#### Challenge:
Look through the listing for the word "你是我心中的阳光". Copy each line that has it.

#### Dataset rows:
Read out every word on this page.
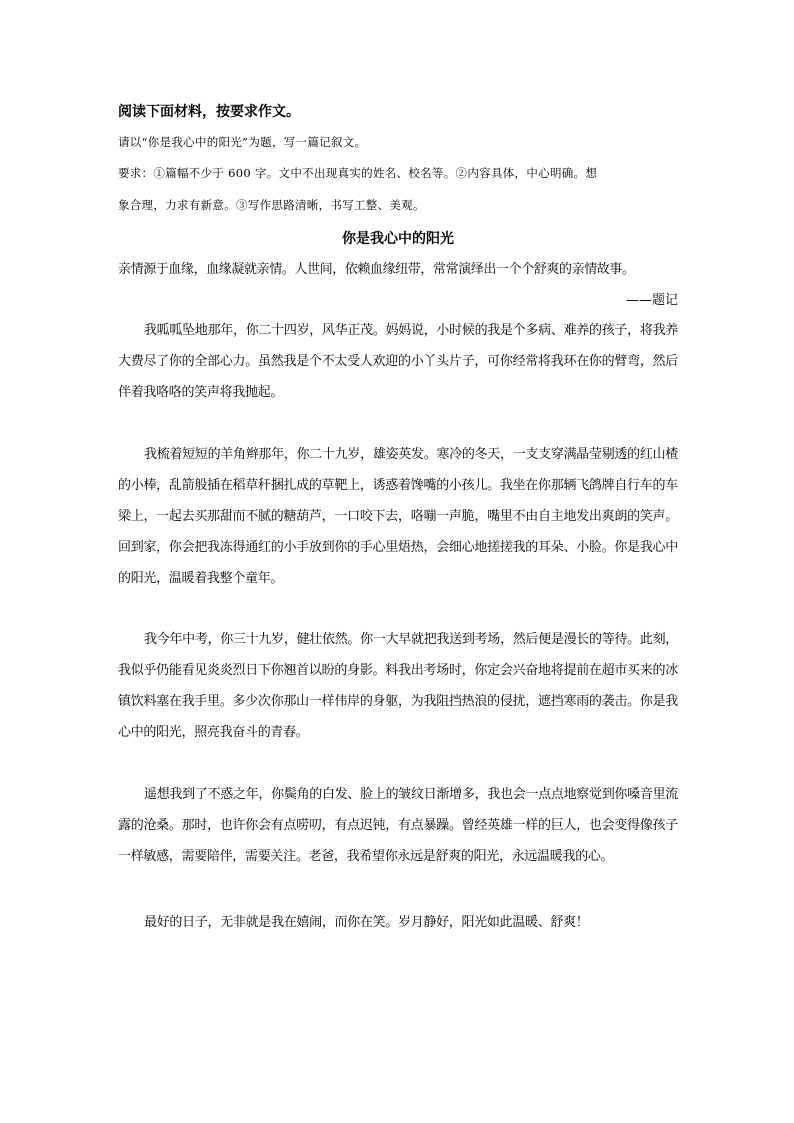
阅读下面材料，按要求作文。
请以“你是我心中的阳光”为题，写一篇记叙文。
要求：①篇幅不少于 600 字。文中不出现真实的姓名、校名等。②内容具体，中心明确。想
象合理，力求有新意。③写作思路清晰，书写工整、美观。
你是我心中的阳光
亲情源于血缘，血缘凝就亲情。人世间，依赖血缘纽带，常常演绎出一个个舒爽的亲情故事。
——题记

我呱呱坠地那年，你二十四岁，风华正茂。妈妈说，小时候的我是个多病、难养的孩子，将我养大费尽了你的全部心力。虽然我是个不太受人欢迎的小丫头片子，可你经常将我环在你的臂弯，然后伴着我咯咯的笑声将我抛起。

我梳着短短的羊角辫那年，你二十九岁，雄姿英发。寒冷的冬天，一支支穿满晶莹剔透的红山楂的小棒，乱箭般插在稻草秆捆扎成的草靶上，诱惑着馋嘴的小孩儿。我坐在你那辆飞鸽牌自行车的车梁上，一起去买那甜而不腻的糖葫芦，一口咬下去，咯嘣一声脆，嘴里不由自主地发出爽朗的笑声。回到家，你会把我冻得通红的小手放到你的手心里焐热，会细心地搓搓我的耳朵、小脸。你是我心中的阳光，温暖着我整个童年。

我今年中考，你三十九岁，健壮依然。你一大早就把我送到考场，然后便是漫长的等待。此刻，我似乎仍能看见炎炎烈日下你翘首以盼的身影。料我出考场时，你定会兴奋地将提前在超市买来的冰镇饮料塞在我手里。多少次你那山一样伟岸的身躯，为我阻挡热浪的侵扰，遮挡寒雨的袭击。你是我心中的阳光，照亮我奋斗的青春。

遥想我到了不惑之年，你鬓角的白发、脸上的皱纹日渐增多，我也会一点点地察觉到你嗓音里流露的沧桑。那时，也许你会有点唠叨，有点迟钝，有点暴躁。曾经英雄一样的巨人，也会变得像孩子一样敏感，需要陪伴，需要关注。老爸，我希望你永远是舒爽的阳光，永远温暖我的心。

最好的日子，无非就是我在嬉闹，而你在笑。岁月静好，阳光如此温暖、舒爽！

#### Answer below:
请以“你是我心中的阳光”为题，写一篇记叙文。
你是我心中的阳光
我梳着短短的羊角辫那年，你二十九岁，雄姿英发。寒冷的冬天，一支支穿满晶莹剔透的红山楂的小棒，乱箭般插在稻草秆捆扎成的草靶上，诱惑着馋嘴的小孩儿。我坐在你那辆飞鸽牌自行车的车梁上，一起去买那甜而不腻的糖葫芦，一口咬下去，咯嘣一声脆，嘴里不由自主地发出爽朗的笑声。回到家，你会把我冻得通红的小手放到你的手心里焐热，会细心地搓搓我的耳朵、小脸。你是我心中的阳光，温暖着我整个童年。
我今年中考，你三十九岁，健壮依然。你一大早就把我送到考场，然后便是漫长的等待。此刻，我似乎仍能看见炎炎烈日下你翘首以盼的身影。料我出考场时，你定会兴奋地将提前在超市买来的冰镇饮料塞在我手里。多少次你那山一样伟岸的身躯，为我阻挡热浪的侵扰，遮挡寒雨的袭击。你是我心中的阳光，照亮我奋斗的青春。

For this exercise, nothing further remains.